**Task prompt:**
Your task is to restate the data word for word.

= = = = = = =

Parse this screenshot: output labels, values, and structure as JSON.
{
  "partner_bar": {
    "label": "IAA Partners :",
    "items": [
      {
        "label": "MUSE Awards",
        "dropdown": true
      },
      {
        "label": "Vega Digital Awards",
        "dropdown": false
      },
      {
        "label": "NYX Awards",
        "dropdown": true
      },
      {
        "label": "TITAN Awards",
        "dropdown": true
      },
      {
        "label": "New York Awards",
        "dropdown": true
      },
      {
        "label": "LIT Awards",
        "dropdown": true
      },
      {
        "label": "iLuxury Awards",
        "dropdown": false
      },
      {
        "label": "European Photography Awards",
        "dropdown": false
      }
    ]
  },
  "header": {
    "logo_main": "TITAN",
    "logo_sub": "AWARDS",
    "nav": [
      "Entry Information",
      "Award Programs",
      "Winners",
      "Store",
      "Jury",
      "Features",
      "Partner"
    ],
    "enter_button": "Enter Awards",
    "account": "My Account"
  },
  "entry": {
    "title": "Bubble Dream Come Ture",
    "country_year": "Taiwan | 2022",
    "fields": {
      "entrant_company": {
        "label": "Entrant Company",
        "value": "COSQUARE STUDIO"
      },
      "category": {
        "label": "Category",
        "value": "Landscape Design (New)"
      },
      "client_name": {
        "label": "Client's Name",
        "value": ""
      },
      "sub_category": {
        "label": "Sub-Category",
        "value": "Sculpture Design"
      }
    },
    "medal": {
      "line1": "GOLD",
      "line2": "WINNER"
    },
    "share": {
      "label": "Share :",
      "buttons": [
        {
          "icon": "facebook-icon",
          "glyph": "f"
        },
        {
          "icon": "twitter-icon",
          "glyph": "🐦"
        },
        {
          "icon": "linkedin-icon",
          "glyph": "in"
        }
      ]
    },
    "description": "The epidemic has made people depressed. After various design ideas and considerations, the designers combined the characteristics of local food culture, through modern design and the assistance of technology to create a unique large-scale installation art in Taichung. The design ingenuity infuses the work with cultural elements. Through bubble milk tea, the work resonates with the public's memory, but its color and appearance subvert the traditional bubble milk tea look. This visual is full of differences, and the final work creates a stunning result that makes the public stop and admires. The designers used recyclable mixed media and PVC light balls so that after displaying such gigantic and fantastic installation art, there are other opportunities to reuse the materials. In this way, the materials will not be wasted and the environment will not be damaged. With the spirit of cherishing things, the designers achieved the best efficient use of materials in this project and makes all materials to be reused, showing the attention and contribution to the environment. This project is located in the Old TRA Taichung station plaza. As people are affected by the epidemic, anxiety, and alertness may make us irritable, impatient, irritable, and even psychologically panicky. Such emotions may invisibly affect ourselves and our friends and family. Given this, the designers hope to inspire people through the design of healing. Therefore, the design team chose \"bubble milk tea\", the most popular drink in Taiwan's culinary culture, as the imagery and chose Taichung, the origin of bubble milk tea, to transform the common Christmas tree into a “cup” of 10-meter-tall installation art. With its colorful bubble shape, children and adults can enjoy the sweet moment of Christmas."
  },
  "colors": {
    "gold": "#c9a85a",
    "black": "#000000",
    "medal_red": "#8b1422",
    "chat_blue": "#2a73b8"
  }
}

= = = = = = =

**The reply:**
Parse this screenshot: output labels, values, and structure as JSON.
{
  "partner_bar": {
    "label": "IAA Partners :",
    "items": [
      {
        "label": "MUSE Awards",
        "dropdown": true
      },
      {
        "label": "Vega Digital Awards",
        "dropdown": false
      },
      {
        "label": "NYX Awards",
        "dropdown": true
      },
      {
        "label": "TITAN Awards",
        "dropdown": true
      },
      {
        "label": "New York Awards",
        "dropdown": true
      },
      {
        "label": "LIT Awards",
        "dropdown": true
      },
      {
        "label": "iLuxury Awards",
        "dropdown": false
      },
      {
        "label": "European Photography Awards",
        "dropdown": false
      }
    ]
  },
  "header": {
    "logo_main": "TITAN",
    "logo_sub": "AWARDS",
    "nav": [
      "Entry Information",
      "Award Programs",
      "Winners",
      "Store",
      "Jury",
      "Features",
      "Partner"
    ],
    "enter_button": "Enter Awards",
    "account": "My Account"
  },
  "entry": {
    "title": "Bubble Dream Come Ture",
    "country_year": "Taiwan | 2022",
    "fields": {
      "entrant_company": {
        "label": "Entrant Company",
        "value": "COSQUARE STUDIO"
      },
      "category": {
        "label": "Category",
        "value": "Landscape Design (New)"
      },
      "client_name": {
        "label": "Client's Name",
        "value": ""
      },
      "sub_category": {
        "label": "Sub-Category",
        "value": "Sculpture Design"
      }
    },
    "medal": {
      "line1": "GOLD",
      "line2": "WINNER"
    },
    "share": {
      "label": "Share :",
      "buttons": [
        {
          "icon": "facebook-icon",
          "glyph": "f"
        },
        {
          "icon": "twitter-icon",
          "glyph": "🐦"
        },
        {
          "icon": "linkedin-icon",
          "glyph": "in"
        }
      ]
    },
    "description": "The epidemic has made people depressed. After various design ideas and considerations, the designers combined the characteristics of local food culture, through modern design and the assistance of technology to create a unique large-scale installation art in Taichung. The design ingenuity infuses the work with cultural elements. Through bubble milk tea, the work resonates with the public's memory, but its color and appearance subvert the traditional bubble milk tea look. This visual is full of differences, and the final work creates a stunning result that makes the public stop and admires. The designers used recyclable mixed media and PVC light balls so that after displaying such gigantic and fantastic installation art, there are other opportunities to reuse the materials. In this way, the materials will not be wasted and the environment will not be damaged. With the spirit of cherishing things, the designers achieved the best efficient use of materials in this project and makes all materials to be reused, showing the attention and contribution to the environment. This project is located in the Old TRA Taichung station plaza. As people are affected by the epidemic, anxiety, and alertness may make us irritable, impatient, irritable, and even psychologically panicky. Such emotions may invisibly affect ourselves and our friends and family. Given this, the designers hope to inspire people through the design of healing. Therefore, the design team chose \"bubble milk tea\", the most popular drink in Taiwan's culinary culture, as the imagery and chose Taichung, the origin of bubble milk tea, to transform the common Christmas tree into a “cup” of 10-meter-tall installation art. With its colorful bubble shape, children and adults can enjoy the sweet moment of Christmas."
  },
  "colors": {
    "gold": "#c9a85a",
    "black": "#000000",
    "medal_red": "#8b1422",
    "chat_blue": "#2a73b8"
  }
}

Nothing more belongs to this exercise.